START EXCERPT TO READ

My father owned a small property in Sandomierz province and also worked in industry; when I was growing up he was president of Central Salvage and a member of several supervisory committees and governing boards, which guaranteed him an income considerably greater than that produced by tiny Mal´oszyce. My mother was the daughter of Ignacy Kotkowski, a local landowner. My father was originally from Lithuania; my grandfather, Onufry, had had his property confiscated by the Russian government in 1863, and this led him to move to the Kingdom, where with the little money he had managed to hold on to he bought the village of Jakubowice, and then a second, Mal´oszyce, where I was born.

We Gombrowiczes always regarded ourselves as "rather better" than the landed gentry of the Sandomierz region, particularly because of various family connections that had remained from the times in Lithuania, and also because the Lithuanian gentry, richer and settled for centuries on their possessions, could boast of a better tradition, a more detailed history, and more respectable appointments. I'm not convinced, though, that the Sandomierz gentry shared this point of view. I was the youngest child. Janusz was the oldest, then came Jerzy, and then my sister Irena, who was two years older than I.

END EXCERPT TO READ
START INFORMATION SUPPLIED

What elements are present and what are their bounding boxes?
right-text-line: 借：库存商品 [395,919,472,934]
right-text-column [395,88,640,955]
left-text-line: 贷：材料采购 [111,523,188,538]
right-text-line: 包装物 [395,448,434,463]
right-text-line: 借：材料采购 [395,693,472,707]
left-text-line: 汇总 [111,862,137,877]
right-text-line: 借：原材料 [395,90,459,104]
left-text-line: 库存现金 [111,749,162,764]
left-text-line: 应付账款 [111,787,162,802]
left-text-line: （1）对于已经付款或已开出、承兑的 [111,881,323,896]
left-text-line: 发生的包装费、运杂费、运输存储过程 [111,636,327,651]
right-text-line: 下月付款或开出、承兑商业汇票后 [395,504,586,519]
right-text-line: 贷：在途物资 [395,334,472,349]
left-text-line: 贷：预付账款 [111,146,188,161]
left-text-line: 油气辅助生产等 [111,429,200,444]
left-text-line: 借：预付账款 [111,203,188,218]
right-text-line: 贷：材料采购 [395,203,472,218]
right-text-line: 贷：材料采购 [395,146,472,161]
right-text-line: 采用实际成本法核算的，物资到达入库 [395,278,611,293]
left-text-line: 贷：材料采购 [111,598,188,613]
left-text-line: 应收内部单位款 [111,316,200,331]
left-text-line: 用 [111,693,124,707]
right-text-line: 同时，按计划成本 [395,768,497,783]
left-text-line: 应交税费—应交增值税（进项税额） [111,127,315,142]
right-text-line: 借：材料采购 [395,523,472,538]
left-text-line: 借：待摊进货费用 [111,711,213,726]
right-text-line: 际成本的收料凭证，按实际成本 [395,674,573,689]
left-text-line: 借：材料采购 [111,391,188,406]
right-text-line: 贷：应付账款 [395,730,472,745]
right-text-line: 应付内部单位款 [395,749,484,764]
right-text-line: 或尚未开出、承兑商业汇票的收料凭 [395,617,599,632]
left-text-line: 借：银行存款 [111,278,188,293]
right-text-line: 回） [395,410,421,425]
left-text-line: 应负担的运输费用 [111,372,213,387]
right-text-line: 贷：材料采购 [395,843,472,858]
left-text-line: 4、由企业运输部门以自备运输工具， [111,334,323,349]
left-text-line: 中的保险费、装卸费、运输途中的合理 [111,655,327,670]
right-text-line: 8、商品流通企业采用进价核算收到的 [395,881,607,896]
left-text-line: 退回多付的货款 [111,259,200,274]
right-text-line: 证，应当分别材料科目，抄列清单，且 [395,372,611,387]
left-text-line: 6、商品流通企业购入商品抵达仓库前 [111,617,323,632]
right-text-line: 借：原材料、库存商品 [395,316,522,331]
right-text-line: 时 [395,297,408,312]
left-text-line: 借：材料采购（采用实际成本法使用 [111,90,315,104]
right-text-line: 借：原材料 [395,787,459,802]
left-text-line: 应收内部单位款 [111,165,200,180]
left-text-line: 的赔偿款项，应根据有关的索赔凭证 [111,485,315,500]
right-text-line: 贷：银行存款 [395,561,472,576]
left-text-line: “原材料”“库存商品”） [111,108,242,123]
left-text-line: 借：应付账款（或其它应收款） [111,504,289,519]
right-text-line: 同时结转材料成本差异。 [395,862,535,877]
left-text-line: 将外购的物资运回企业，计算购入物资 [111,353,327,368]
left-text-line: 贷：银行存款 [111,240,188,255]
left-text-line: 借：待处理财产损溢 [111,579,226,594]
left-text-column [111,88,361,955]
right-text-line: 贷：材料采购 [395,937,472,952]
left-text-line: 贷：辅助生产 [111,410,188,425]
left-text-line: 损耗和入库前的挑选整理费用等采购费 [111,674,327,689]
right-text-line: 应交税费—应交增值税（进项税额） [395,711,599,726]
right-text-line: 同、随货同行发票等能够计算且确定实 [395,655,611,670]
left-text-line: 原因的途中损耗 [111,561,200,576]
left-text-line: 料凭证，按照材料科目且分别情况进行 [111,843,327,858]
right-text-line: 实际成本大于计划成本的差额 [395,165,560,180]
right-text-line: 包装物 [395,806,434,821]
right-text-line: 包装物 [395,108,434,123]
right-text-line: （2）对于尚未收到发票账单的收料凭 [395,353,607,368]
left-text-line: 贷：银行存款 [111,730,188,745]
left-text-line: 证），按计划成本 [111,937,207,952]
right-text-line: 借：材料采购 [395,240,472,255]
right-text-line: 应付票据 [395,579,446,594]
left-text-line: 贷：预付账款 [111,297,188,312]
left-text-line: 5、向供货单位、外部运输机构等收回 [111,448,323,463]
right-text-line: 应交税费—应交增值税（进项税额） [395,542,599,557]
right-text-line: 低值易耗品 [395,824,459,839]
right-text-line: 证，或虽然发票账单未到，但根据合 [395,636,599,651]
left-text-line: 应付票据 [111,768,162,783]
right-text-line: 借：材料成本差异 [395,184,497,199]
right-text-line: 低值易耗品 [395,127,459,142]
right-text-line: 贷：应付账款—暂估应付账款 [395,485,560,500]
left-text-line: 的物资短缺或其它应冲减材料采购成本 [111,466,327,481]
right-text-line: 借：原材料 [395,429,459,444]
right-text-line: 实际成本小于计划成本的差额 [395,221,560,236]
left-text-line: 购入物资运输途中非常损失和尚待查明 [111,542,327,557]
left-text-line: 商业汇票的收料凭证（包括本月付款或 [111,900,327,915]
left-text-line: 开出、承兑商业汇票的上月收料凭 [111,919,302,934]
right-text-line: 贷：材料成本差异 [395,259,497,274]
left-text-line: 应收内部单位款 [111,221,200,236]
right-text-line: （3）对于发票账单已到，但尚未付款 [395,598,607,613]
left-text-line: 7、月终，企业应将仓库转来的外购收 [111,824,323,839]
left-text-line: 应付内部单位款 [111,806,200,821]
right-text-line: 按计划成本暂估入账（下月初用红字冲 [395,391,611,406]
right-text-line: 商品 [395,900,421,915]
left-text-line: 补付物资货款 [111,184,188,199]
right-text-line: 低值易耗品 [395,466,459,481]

END INFORMATION SUPPLIED

**TASK INSTRUCTIONS:**
1. In the excerpt about the Gombrowicz family, rewrite the paragraph that begins "My father owned a small property" as a short bulleted list that keeps its main facts.
2. Extend the excerpt about the Gombrowicz family, picking up right after its final sentence.

**RESPONSE LIST:**
1.
- The father owned a small property in Sandomierz province and also worked in industry.
- He was president of Central Salvage and sat on several supervisory committees and governing boards, which earned him far more than the small estate of Mal´oszyce.
- The mother was the daughter of Ignacy Kotkowski, a local landowner.
- The father's family came from Lithuania.
- The grandfather, Onufry, had his property confiscated by the Russian government in 1863 and moved to the Kingdom.
- With the little money he kept, Onufry bought the village of Jakubowice and then Mal´oszyce, where the narrator was born.

2.
My life in Poland was uneventful and unchanging; I knew few exceptional people and had few adventures. But I'd like to show, though I do not know whether it will [End Page 41] be of use to anyone, the way in which life shaped me—me and my literature. Naturally this will be very much an incomplete testimony, which will often remain on the surface of events, because this is not the place for more exhausting analyses or more ruthless confessions; yet I believe that even this toned-down biography will shed a small ray of light on the realities of Poland in those days. It would also be good if at the same time I were able to convey how today I regard the Poland of that time—from a perspective of twenty years spent abroad, a Western, American perspective.

In Poland I think only a few people know me from an extensive reading of my books, which are admittedly somewhat difficult and eccentric. There are more who have heard of me; for them I am above all the author of the "mug" and the "bum"; it's through these two powerful myths that I have entered Polish letters. But what does it mean to "give someone a mug" or to "fix a bum on him"? To "give someone a mug" is to lend someone a different face than his own, to distort him . . .; for instance, when I treat a wise person as a fool, or impute criminal intentions to a good person, I give them a mug. And "fixing a bum on someone" is in fact an identical operation, the only difference being that in this case an adult is treated like a child, infantilized. As you can see, both these metaphors are connected with an act of deformation that one person commits upon another. If I have occupied a separate place in our literature, it is perhaps above all because I've highlighted the extraordinary significance of form in both social and personal life. "One person creates the other"—this was my psychological starting point. I believe too that my sensitivity to form from earliest childhood allowed me later to find my own literary style and to...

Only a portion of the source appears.